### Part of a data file
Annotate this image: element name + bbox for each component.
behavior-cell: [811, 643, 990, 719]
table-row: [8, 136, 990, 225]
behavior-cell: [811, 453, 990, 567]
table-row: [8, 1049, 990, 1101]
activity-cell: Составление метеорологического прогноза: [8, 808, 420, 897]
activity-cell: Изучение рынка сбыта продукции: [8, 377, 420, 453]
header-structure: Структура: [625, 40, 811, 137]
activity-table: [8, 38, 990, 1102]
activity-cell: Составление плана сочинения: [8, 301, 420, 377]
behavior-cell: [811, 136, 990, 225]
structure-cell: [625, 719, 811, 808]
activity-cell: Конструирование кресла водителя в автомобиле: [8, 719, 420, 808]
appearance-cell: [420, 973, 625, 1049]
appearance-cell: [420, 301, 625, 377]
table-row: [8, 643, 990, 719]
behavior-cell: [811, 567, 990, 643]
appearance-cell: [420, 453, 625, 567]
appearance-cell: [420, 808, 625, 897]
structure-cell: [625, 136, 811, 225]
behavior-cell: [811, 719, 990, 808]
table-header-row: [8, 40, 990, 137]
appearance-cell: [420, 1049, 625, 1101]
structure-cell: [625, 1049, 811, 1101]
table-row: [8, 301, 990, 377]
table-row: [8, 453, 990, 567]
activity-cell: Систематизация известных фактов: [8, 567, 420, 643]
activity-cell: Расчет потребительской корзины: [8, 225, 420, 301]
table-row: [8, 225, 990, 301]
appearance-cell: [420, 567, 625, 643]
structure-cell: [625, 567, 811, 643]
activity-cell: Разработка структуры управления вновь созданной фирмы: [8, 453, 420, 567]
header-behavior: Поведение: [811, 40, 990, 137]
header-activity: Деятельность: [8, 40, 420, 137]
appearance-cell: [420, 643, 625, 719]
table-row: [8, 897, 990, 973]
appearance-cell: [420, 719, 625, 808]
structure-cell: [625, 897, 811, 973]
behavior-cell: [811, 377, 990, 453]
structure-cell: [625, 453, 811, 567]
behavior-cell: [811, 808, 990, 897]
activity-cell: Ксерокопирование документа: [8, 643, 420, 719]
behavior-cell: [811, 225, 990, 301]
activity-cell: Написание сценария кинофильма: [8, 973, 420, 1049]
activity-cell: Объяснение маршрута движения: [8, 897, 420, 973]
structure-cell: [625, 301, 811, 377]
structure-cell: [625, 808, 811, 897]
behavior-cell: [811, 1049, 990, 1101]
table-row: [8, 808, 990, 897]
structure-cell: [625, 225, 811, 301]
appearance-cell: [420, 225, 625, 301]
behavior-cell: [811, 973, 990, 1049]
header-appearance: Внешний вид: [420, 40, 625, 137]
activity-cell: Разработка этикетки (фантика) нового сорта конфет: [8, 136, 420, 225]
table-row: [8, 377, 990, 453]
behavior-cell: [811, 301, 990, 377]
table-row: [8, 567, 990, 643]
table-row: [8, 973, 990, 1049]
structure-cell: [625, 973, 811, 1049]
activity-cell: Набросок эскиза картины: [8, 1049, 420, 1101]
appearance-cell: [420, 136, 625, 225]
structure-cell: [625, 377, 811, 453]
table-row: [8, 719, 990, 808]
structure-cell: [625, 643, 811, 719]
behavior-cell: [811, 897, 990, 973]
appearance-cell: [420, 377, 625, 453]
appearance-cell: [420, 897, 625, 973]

==

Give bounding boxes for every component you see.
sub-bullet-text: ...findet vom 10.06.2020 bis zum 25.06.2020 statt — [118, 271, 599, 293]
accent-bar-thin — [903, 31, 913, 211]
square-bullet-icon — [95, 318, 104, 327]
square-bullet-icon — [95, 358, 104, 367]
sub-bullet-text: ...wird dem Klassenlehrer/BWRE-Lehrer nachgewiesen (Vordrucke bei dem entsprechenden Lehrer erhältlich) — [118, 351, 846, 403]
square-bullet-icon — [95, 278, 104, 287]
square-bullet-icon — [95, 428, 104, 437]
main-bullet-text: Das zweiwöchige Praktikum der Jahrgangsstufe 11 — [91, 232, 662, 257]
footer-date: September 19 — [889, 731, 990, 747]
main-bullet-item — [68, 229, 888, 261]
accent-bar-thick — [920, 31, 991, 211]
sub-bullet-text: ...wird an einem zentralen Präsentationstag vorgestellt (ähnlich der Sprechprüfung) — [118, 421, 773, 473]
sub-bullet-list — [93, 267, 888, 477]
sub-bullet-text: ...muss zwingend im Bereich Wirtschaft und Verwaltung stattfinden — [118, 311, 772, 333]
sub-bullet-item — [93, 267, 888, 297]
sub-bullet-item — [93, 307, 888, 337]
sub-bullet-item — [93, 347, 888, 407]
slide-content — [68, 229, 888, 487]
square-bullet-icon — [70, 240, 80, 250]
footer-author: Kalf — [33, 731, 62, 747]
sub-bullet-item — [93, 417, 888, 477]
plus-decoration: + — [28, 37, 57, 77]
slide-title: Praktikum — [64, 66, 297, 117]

...

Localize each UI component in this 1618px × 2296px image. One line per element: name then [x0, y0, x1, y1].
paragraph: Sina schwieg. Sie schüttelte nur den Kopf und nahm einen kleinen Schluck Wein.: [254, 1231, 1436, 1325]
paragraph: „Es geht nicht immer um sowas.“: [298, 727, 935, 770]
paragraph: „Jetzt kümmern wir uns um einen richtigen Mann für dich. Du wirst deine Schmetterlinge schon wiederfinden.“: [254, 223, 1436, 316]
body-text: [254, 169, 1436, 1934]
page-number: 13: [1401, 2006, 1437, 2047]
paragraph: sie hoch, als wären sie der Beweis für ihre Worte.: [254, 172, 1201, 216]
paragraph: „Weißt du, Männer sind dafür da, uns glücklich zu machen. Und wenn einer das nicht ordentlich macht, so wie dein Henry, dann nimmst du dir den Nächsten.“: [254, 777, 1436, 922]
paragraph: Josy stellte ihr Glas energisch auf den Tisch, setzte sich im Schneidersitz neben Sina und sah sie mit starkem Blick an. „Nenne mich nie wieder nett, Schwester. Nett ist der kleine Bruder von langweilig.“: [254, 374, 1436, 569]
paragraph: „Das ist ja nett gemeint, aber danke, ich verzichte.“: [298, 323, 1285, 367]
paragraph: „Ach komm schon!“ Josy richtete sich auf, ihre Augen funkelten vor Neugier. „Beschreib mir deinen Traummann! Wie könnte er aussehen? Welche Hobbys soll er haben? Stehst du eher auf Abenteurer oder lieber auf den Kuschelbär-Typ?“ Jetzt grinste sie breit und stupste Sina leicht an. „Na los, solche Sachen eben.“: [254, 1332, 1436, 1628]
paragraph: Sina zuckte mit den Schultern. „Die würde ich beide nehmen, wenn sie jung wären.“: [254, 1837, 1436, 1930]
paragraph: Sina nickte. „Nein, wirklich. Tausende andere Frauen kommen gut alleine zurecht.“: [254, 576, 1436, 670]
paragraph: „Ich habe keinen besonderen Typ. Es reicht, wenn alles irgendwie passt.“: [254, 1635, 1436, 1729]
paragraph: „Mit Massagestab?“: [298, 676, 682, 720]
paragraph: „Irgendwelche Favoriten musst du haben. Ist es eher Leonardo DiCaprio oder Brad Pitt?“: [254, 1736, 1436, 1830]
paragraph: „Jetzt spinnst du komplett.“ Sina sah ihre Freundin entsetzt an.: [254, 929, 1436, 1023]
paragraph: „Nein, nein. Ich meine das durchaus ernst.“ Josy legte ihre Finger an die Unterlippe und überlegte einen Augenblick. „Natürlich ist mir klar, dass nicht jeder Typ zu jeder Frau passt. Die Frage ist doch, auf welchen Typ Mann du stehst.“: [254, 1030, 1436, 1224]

### What is being asked
Give the lines starting at the one containing "Localize each UI" and ending at the one containing "paragraph: „Ach komm" as a numbered list, with blank lines left out.

### Output of the exercise
1. Localize each UI component in this 1618px × 2296px image. One line per element: name then [x0, y0, x1, y1].
2. paragraph: Sina schwieg. Sie schüttelte nur den Kopf und nahm einen kleinen Schluck Wein.: [254, 1231, 1436, 1325]
3. paragraph: „Es geht nicht immer um sowas.“: [298, 727, 935, 770]
4. paragraph: „Jetzt kümmern wir uns um einen richtigen Mann für dich. Du wirst deine Schmetterlinge schon wiederfinden.“: [254, 223, 1436, 316]
5. body-text: [254, 169, 1436, 1934]
6. page-number: 13: [1401, 2006, 1437, 2047]
7. paragraph: sie hoch, als wären sie der Beweis für ihre Worte.: [254, 172, 1201, 216]
8. paragraph: „Weißt du, Männer sind dafür da, uns glücklich zu machen. Und wenn einer das nicht ordentlich macht, so wie dein Henry, dann nimmst du dir den Nächsten.“: [254, 777, 1436, 922]
9. paragraph: Josy stellte ihr Glas energisch auf den Tisch, setzte sich im Schneidersitz neben Sina und sah sie mit starkem Blick an. „Nenne mich nie wieder nett, Schwester. Nett ist der kleine Bruder von langweilig.“: [254, 374, 1436, 569]
10. paragraph: „Das ist ja nett gemeint, aber danke, ich verzichte.“: [298, 323, 1285, 367]
11. paragraph: „Ach komm schon!“ Josy richtete sich auf, ihre Augen funkelten vor Neugier. „Beschreib mir deinen Traummann! Wie könnte er aussehen? Welche Hobbys soll er haben? Stehst du eher auf Abenteurer oder lieber auf den Kuschelbär-Typ?“ Jetzt grinste sie breit und stupste Sina leicht an. „Na los, solche Sachen eben.“: [254, 1332, 1436, 1628]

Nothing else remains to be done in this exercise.